» Task brief: Exactly as they appear, output all of the entries.

— Start of Supplied records —

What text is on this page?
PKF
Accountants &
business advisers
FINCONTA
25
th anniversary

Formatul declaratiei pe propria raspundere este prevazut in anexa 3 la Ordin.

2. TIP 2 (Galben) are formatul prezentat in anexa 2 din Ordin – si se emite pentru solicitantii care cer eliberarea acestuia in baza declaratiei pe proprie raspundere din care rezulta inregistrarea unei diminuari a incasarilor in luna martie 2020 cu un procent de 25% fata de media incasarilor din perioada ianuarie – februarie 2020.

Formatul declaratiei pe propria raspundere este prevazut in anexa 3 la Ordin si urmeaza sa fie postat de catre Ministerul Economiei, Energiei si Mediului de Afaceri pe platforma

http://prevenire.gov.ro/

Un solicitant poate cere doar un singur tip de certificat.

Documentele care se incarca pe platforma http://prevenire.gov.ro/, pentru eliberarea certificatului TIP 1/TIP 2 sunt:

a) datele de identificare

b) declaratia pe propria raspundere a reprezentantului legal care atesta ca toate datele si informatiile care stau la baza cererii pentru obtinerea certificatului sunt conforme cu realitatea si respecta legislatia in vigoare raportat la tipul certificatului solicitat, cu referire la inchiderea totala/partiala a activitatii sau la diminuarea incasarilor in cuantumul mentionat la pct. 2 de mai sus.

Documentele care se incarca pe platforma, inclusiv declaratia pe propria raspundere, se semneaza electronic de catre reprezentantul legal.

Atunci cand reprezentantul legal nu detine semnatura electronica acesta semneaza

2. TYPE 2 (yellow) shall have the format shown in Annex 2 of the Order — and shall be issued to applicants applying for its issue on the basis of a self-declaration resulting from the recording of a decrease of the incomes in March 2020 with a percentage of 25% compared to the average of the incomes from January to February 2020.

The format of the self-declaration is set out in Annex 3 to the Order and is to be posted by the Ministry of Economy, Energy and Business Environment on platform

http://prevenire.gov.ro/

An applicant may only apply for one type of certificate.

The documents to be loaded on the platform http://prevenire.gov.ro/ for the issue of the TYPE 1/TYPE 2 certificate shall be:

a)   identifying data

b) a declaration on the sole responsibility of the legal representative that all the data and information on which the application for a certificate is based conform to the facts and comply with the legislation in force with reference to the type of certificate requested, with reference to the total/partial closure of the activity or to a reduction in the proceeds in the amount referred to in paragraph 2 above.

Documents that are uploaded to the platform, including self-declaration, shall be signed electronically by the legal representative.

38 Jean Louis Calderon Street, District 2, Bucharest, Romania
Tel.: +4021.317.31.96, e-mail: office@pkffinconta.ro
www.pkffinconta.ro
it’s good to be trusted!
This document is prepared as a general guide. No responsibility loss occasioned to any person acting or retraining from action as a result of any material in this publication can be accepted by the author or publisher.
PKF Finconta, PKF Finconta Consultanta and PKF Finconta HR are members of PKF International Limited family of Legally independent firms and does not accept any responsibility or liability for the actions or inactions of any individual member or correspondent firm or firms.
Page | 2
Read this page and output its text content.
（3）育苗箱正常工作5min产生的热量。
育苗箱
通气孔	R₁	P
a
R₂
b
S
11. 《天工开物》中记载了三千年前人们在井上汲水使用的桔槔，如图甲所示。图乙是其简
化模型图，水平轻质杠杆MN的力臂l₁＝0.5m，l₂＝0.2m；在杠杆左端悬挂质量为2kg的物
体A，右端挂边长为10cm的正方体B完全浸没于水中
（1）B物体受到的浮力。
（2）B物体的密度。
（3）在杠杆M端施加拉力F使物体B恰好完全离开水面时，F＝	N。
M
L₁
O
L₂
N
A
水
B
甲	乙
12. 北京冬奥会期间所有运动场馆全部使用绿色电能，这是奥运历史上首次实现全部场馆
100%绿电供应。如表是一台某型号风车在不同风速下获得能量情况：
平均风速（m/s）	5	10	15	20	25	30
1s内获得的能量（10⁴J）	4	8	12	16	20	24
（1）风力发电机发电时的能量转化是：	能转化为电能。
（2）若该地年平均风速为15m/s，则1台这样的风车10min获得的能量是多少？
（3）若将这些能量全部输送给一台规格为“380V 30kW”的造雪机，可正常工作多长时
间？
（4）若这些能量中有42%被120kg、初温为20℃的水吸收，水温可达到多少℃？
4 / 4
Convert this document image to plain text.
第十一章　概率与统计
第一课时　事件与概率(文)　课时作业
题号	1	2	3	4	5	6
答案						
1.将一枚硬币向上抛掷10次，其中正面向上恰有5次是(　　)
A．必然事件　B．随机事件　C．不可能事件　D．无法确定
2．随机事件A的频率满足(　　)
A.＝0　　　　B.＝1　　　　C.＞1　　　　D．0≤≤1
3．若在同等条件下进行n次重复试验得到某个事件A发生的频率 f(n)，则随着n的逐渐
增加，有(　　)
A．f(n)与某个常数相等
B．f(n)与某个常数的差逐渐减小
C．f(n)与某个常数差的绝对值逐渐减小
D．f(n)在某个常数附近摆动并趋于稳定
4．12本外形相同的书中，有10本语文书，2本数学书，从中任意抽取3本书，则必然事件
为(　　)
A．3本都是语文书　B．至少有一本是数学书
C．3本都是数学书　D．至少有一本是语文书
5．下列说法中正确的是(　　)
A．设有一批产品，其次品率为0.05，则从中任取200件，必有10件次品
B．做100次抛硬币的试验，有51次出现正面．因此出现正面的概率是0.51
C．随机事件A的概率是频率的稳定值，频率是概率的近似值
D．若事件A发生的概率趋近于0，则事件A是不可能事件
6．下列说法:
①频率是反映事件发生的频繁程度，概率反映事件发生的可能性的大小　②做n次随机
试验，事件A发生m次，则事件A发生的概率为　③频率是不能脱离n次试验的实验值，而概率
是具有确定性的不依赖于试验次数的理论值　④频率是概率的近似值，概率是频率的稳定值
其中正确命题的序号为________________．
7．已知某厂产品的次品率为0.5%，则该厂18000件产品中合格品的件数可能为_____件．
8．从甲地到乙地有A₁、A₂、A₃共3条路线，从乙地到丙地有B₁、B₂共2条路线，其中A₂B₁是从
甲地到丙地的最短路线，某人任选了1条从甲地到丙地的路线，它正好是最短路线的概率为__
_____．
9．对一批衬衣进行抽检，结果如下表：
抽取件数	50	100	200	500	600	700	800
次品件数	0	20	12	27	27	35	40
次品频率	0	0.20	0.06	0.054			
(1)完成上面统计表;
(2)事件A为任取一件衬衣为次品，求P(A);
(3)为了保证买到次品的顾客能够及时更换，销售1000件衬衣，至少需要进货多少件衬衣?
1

— End of Supplied records —

» Written reply:
What text is on this page?
PKF
Accountants &
business advisers
FINCONTA
25
th anniversary

Formatul declaratiei pe propria raspundere este prevazut in anexa 3 la Ordin.

2. TIP 2 (Galben) are formatul prezentat in anexa 2 din Ordin – si se emite pentru solicitantii care cer eliberarea acestuia in baza declaratiei pe proprie raspundere din care rezulta inregistrarea unei diminuari a incasarilor in luna martie 2020 cu un procent de 25% fata de media incasarilor din perioada ianuarie – februarie 2020.

Formatul declaratiei pe propria raspundere este prevazut in anexa 3 la Ordin si urmeaza sa fie postat de catre Ministerul Economiei, Energiei si Mediului de Afaceri pe platforma

http://prevenire.gov.ro/

Un solicitant poate cere doar un singur tip de certificat.

Documentele care se incarca pe platforma http://prevenire.gov.ro/, pentru eliberarea certificatului TIP 1/TIP 2 sunt:

a) datele de identificare

b) declaratia pe propria raspundere a reprezentantului legal care atesta ca toate datele si informatiile care stau la baza cererii pentru obtinerea certificatului sunt conforme cu realitatea si respecta legislatia in vigoare raportat la tipul certificatului solicitat, cu referire la inchiderea totala/partiala a activitatii sau la diminuarea incasarilor in cuantumul mentionat la pct. 2 de mai sus.

Documentele care se incarca pe platforma, inclusiv declaratia pe propria raspundere, se semneaza electronic de catre reprezentantul legal.

Atunci cand reprezentantul legal nu detine semnatura electronica acesta semneaza

2. TYPE 2 (yellow) shall have the format shown in Annex 2 of the Order — and shall be issued to applicants applying for its issue on the basis of a self-declaration resulting from the recording of a decrease of the incomes in March 2020 with a percentage of 25% compared to the average of the incomes from January to February 2020.

The format of the self-declaration is set out in Annex 3 to the Order and is to be posted by the Ministry of Economy, Energy and Business Environment on platform

http://prevenire.gov.ro/

An applicant may only apply for one type of certificate.

The documents to be loaded on the platform http://prevenire.gov.ro/ for the issue of the TYPE 1/TYPE 2 certificate shall be:

a)   identifying data

b) a declaration on the sole responsibility of the legal representative that all the data and information on which the application for a certificate is based conform to the facts and comply with the legislation in force with reference to the type of certificate requested, with reference to the total/partial closure of the activity or to a reduction in the proceeds in the amount referred to in paragraph 2 above.

Documents that are uploaded to the platform, including self-declaration, shall be signed electronically by the legal representative.

38 Jean Louis Calderon Street, District 2, Bucharest, Romania
Tel.: +4021.317.31.96, e-mail: office@pkffinconta.ro
www.pkffinconta.ro
it’s good to be trusted!
This document is prepared as a general guide. No responsibility loss occasioned to any person acting or retraining from action as a result of any material in this publication can be accepted by the author or publisher.
PKF Finconta, PKF Finconta Consultanta and PKF Finconta HR are members of PKF International Limited family of Legally independent firms and does not accept any responsibility or liability for the actions or inactions of any individual member or correspondent firm or firms.
Page | 2
Read this page and output its text content.
（3）育苗箱正常工作5min产生的热量。
育苗箱
通气孔	R₁	P
a
R₂
b
S
11. 《天工开物》中记载了三千年前人们在井上汲水使用的桔槔，如图甲所示。图乙是其简
化模型图，水平轻质杠杆MN的力臂l₁＝0.5m，l₂＝0.2m；在杠杆左端悬挂质量为2kg的物
体A，右端挂边长为10cm的正方体B完全浸没于水中
（1）B物体受到的浮力。
（2）B物体的密度。
（3）在杠杆M端施加拉力F使物体B恰好完全离开水面时，F＝	N。
M
L₁
O
L₂
N
A
水
B
甲	乙
12. 北京冬奥会期间所有运动场馆全部使用绿色电能，这是奥运历史上首次实现全部场馆
100%绿电供应。如表是一台某型号风车在不同风速下获得能量情况：
平均风速（m/s）	5	10	15	20	25	30
1s内获得的能量（10⁴J）	4	8	12	16	20	24
（1）风力发电机发电时的能量转化是：	能转化为电能。
（2）若该地年平均风速为15m/s，则1台这样的风车10min获得的能量是多少？
（3）若将这些能量全部输送给一台规格为“380V 30kW”的造雪机，可正常工作多长时
间？
（4）若这些能量中有42%被120kg、初温为20℃的水吸收，水温可达到多少℃？
4 / 4
Convert this document image to plain text.
第十一章　概率与统计
第一课时　事件与概率(文)　课时作业
题号	1	2	3	4	5	6
答案						
1.将一枚硬币向上抛掷10次，其中正面向上恰有5次是(　　)
A．必然事件　B．随机事件　C．不可能事件　D．无法确定
2．随机事件A的频率满足(　　)
A.＝0　　　　B.＝1　　　　C.＞1　　　　D．0≤≤1
3．若在同等条件下进行n次重复试验得到某个事件A发生的频率 f(n)，则随着n的逐渐
增加，有(　　)
A．f(n)与某个常数相等
B．f(n)与某个常数的差逐渐减小
C．f(n)与某个常数差的绝对值逐渐减小
D．f(n)在某个常数附近摆动并趋于稳定
4．12本外形相同的书中，有10本语文书，2本数学书，从中任意抽取3本书，则必然事件
为(　　)
A．3本都是语文书　B．至少有一本是数学书
C．3本都是数学书　D．至少有一本是语文书
5．下列说法中正确的是(　　)
A．设有一批产品，其次品率为0.05，则从中任取200件，必有10件次品
B．做100次抛硬币的试验，有51次出现正面．因此出现正面的概率是0.51
C．随机事件A的概率是频率的稳定值，频率是概率的近似值
D．若事件A发生的概率趋近于0，则事件A是不可能事件
6．下列说法:
①频率是反映事件发生的频繁程度，概率反映事件发生的可能性的大小　②做n次随机
试验，事件A发生m次，则事件A发生的概率为　③频率是不能脱离n次试验的实验值，而概率
是具有确定性的不依赖于试验次数的理论值　④频率是概率的近似值，概率是频率的稳定值
其中正确命题的序号为________________．
7．已知某厂产品的次品率为0.5%，则该厂18000件产品中合格品的件数可能为_____件．
8．从甲地到乙地有A₁、A₂、A₃共3条路线，从乙地到丙地有B₁、B₂共2条路线，其中A₂B₁是从
甲地到丙地的最短路线，某人任选了1条从甲地到丙地的路线，它正好是最短路线的概率为__
_____．
9．对一批衬衣进行抽检，结果如下表：
抽取件数	50	100	200	500	600	700	800
次品件数	0	20	12	27	27	35	40
次品频率	0	0.20	0.06	0.054			
(1)完成上面统计表;
(2)事件A为任取一件衬衣为次品，求P(A);
(3)为了保证买到次品的顾客能够及时更换，销售1000件衬衣，至少需要进货多少件衬衣?
1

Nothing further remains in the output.